* [Task description]:
Reproduce the records below in full and word for word, excluding pictures.

# Start of Input rows

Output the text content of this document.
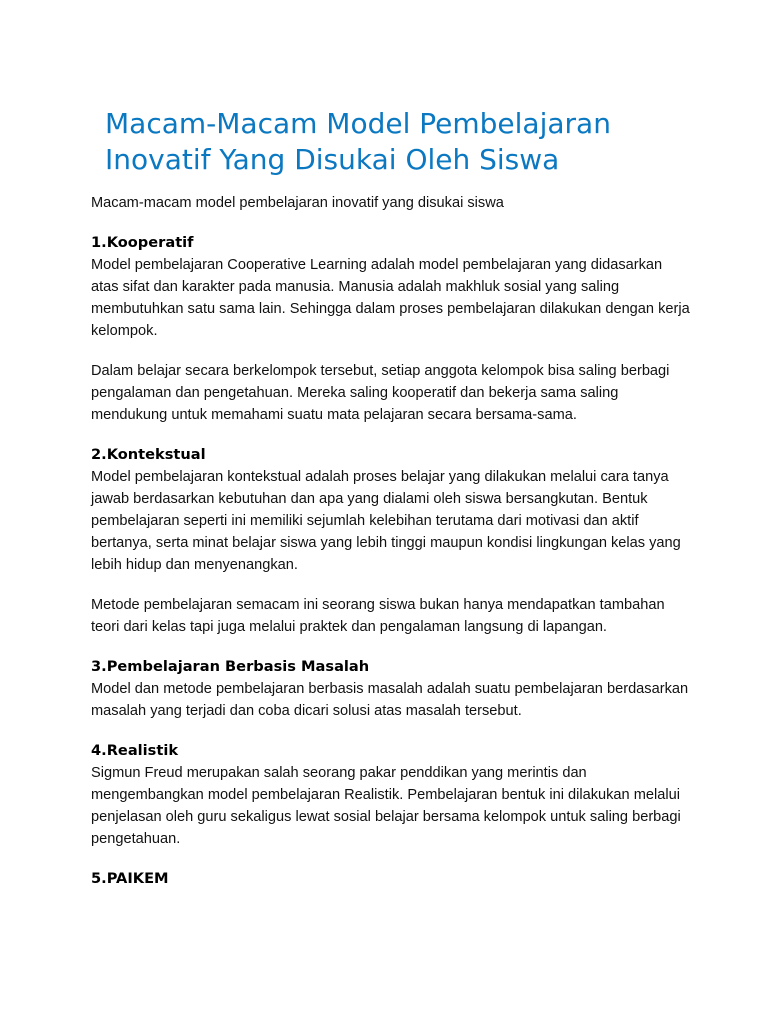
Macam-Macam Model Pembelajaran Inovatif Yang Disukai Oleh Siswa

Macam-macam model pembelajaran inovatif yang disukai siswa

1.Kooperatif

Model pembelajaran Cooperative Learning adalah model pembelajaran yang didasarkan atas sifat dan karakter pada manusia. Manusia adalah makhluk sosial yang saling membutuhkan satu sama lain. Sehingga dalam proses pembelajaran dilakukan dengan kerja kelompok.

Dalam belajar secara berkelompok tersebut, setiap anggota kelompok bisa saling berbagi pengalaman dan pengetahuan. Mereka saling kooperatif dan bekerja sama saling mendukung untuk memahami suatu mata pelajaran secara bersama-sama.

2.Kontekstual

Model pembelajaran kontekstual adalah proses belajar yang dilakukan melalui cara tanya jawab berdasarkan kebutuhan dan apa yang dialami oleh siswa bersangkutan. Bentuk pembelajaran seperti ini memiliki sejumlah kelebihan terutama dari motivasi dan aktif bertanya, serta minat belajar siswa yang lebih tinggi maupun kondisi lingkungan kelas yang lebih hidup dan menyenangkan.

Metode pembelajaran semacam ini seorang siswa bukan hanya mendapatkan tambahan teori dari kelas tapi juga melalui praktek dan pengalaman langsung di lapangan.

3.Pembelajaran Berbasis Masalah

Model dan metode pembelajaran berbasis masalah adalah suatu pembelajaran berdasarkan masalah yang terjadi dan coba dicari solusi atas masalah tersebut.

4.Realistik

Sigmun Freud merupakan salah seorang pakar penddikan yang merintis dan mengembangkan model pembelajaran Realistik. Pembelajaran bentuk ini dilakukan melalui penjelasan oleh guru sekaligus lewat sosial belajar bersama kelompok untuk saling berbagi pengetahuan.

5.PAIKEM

# End of Input rows

* [Task response]:
Output the text content of this document.
Macam-Macam Model Pembelajaran Inovatif Yang Disukai Oleh Siswa

Macam-macam model pembelajaran inovatif yang disukai siswa

1.Kooperatif

Model pembelajaran Cooperative Learning adalah model pembelajaran yang didasarkan atas sifat dan karakter pada manusia. Manusia adalah makhluk sosial yang saling membutuhkan satu sama lain. Sehingga dalam proses pembelajaran dilakukan dengan kerja kelompok.

Dalam belajar secara berkelompok tersebut, setiap anggota kelompok bisa saling berbagi pengalaman dan pengetahuan. Mereka saling kooperatif dan bekerja sama saling mendukung untuk memahami suatu mata pelajaran secara bersama-sama.

2.Kontekstual

Model pembelajaran kontekstual adalah proses belajar yang dilakukan melalui cara tanya jawab berdasarkan kebutuhan dan apa yang dialami oleh siswa bersangkutan. Bentuk pembelajaran seperti ini memiliki sejumlah kelebihan terutama dari motivasi dan aktif bertanya, serta minat belajar siswa yang lebih tinggi maupun kondisi lingkungan kelas yang lebih hidup dan menyenangkan.

Metode pembelajaran semacam ini seorang siswa bukan hanya mendapatkan tambahan teori dari kelas tapi juga melalui praktek dan pengalaman langsung di lapangan.

3.Pembelajaran Berbasis Masalah

Model dan metode pembelajaran berbasis masalah adalah suatu pembelajaran berdasarkan masalah yang terjadi dan coba dicari solusi atas masalah tersebut.

4.Realistik

Sigmun Freud merupakan salah seorang pakar penddikan yang merintis dan mengembangkan model pembelajaran Realistik. Pembelajaran bentuk ini dilakukan melalui penjelasan oleh guru sekaligus lewat sosial belajar bersama kelompok untuk saling berbagi pengetahuan.

5.PAIKEM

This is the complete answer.